> [GOAL OF THE EXERCISE]
Read the lines that follow and pick out every one containing the word "content".
----- MATERIAL FOR THIS TASK
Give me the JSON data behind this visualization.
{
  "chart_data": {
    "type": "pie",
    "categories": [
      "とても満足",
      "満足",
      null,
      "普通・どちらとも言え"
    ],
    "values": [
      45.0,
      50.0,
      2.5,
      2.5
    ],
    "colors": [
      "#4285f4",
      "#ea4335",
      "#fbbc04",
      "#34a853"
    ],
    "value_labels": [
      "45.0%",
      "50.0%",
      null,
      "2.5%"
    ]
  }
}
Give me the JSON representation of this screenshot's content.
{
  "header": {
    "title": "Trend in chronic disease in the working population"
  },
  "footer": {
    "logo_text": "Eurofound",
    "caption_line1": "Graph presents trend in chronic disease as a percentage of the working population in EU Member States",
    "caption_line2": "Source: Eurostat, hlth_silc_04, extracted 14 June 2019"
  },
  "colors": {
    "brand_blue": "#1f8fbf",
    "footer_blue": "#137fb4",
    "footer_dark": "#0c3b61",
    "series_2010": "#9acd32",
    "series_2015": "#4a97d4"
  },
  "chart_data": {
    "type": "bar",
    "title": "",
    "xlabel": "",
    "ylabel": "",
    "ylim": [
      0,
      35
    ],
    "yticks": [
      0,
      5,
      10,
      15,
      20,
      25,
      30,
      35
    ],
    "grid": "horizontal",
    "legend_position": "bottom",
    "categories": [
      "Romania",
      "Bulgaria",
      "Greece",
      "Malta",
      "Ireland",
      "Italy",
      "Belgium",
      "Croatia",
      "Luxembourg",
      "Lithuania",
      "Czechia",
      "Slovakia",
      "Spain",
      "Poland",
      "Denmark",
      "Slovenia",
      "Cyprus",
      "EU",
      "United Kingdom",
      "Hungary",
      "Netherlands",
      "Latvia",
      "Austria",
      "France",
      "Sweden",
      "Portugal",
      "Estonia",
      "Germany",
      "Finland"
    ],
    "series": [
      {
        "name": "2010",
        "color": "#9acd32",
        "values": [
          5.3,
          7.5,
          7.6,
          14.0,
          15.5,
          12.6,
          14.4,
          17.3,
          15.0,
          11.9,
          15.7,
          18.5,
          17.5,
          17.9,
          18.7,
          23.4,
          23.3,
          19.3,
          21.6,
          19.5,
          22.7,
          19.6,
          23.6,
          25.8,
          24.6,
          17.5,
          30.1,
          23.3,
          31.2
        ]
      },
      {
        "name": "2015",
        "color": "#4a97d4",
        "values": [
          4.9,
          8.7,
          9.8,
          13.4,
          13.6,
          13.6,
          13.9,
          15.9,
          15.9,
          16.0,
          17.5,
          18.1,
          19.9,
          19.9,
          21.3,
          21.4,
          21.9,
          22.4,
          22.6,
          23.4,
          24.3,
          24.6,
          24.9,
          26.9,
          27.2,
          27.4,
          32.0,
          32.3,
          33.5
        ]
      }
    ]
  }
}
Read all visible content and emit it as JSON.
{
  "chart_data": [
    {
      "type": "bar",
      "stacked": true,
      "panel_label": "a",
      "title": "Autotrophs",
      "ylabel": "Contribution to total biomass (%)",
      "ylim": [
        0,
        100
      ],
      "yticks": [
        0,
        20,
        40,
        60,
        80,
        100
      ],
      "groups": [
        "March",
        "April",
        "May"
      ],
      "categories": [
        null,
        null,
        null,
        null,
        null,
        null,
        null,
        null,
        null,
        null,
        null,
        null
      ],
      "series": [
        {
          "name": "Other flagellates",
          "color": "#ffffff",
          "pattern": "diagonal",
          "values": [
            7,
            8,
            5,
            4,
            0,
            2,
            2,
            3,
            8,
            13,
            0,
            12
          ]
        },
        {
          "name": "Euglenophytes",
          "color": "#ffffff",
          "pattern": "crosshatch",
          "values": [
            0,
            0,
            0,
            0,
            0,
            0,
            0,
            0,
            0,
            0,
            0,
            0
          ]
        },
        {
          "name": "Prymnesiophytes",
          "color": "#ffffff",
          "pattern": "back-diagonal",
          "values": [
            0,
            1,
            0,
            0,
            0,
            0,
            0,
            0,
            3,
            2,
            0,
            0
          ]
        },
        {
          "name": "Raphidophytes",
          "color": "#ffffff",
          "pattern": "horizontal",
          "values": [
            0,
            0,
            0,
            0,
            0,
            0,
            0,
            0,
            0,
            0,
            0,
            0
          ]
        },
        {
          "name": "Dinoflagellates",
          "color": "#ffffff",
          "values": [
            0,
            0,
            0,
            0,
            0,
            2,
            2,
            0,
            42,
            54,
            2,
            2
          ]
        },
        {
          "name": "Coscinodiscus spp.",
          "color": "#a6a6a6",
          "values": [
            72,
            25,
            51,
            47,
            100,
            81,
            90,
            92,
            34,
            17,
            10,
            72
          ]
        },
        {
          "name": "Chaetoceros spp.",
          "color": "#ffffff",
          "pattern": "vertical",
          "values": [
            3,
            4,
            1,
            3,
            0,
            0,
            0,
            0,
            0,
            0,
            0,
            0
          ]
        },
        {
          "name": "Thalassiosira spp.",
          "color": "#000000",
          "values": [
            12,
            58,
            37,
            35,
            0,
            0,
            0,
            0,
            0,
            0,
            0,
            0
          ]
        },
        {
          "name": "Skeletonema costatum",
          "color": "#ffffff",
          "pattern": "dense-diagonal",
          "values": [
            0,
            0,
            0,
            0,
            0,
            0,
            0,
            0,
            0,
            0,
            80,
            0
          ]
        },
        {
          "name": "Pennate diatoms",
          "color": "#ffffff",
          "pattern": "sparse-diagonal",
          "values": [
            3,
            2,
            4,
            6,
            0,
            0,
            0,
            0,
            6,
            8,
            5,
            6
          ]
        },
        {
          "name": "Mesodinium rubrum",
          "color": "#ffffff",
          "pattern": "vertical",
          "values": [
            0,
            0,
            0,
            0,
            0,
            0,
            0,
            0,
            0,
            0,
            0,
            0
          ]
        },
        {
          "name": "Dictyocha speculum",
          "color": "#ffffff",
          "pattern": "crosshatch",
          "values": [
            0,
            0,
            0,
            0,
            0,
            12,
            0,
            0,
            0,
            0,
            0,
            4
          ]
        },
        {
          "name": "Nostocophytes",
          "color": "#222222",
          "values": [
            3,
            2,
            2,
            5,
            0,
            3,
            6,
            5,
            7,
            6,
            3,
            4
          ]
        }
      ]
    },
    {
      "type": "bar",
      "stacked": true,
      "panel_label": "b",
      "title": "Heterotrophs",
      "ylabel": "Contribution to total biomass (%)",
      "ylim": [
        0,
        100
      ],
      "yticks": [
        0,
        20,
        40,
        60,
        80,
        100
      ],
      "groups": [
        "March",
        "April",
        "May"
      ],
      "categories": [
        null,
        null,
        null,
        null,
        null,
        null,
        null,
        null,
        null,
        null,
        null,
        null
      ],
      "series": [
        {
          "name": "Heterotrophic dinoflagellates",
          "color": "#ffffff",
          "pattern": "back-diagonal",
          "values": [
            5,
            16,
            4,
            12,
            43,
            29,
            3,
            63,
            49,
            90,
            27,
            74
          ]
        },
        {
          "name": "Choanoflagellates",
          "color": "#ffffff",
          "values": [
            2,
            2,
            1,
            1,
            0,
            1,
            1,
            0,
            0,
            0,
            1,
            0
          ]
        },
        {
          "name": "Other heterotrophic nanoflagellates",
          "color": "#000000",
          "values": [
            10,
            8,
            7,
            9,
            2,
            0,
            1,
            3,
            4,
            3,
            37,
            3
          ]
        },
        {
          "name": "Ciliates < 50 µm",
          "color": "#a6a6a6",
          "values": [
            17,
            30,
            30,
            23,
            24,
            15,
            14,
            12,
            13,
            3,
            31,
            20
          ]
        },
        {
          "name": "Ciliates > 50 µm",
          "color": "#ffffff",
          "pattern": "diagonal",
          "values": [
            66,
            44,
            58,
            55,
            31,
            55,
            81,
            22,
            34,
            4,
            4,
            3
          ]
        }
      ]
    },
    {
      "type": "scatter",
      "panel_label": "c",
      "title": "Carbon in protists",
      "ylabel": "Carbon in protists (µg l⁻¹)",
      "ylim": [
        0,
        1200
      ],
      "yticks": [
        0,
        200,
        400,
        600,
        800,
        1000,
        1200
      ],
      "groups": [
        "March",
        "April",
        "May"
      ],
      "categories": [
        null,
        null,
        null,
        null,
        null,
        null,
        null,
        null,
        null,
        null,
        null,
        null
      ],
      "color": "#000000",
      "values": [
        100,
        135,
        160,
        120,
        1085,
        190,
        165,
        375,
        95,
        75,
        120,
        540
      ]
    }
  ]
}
----------
> [WRITTEN SOLUTION]
Give me the JSON representation of this screenshot's content.
Read all visible content and emit it as JSON.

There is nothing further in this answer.